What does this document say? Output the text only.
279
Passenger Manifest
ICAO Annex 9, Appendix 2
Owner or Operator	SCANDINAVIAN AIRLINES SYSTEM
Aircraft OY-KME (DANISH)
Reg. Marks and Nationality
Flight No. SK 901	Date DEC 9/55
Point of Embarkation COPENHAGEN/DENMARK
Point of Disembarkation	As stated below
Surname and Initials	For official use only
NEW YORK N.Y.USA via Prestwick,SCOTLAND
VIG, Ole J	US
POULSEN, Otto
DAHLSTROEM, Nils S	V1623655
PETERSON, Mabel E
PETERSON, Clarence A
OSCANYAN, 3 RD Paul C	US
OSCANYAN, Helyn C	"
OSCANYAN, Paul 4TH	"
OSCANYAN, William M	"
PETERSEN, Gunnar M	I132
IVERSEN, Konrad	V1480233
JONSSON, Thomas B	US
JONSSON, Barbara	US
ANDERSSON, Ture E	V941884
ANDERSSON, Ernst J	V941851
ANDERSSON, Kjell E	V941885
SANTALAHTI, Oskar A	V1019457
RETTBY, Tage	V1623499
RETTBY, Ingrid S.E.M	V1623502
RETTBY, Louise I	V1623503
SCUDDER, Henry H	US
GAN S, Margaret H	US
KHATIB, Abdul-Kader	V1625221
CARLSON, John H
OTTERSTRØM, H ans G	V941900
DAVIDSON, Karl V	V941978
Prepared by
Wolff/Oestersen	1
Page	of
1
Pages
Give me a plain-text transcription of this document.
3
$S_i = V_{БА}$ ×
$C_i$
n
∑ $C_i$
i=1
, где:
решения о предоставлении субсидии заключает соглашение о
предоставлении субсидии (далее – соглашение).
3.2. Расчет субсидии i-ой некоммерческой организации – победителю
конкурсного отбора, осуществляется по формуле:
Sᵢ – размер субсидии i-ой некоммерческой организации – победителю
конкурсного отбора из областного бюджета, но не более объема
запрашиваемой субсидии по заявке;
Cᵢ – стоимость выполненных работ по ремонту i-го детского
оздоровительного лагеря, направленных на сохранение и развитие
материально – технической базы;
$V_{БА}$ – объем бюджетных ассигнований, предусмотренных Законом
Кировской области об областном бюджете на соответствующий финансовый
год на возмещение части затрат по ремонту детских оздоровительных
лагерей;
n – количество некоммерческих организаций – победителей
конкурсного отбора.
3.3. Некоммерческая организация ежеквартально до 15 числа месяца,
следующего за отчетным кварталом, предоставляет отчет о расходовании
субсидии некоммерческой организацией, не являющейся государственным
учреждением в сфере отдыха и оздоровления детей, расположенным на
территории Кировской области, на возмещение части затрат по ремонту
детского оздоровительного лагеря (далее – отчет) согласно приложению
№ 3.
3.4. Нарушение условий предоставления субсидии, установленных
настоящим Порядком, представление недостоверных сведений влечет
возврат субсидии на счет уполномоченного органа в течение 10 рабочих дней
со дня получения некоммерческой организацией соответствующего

_Direction_. How many of the lines above include the word "Point"? Respond with the number alone.

_Result for this exercise_. 2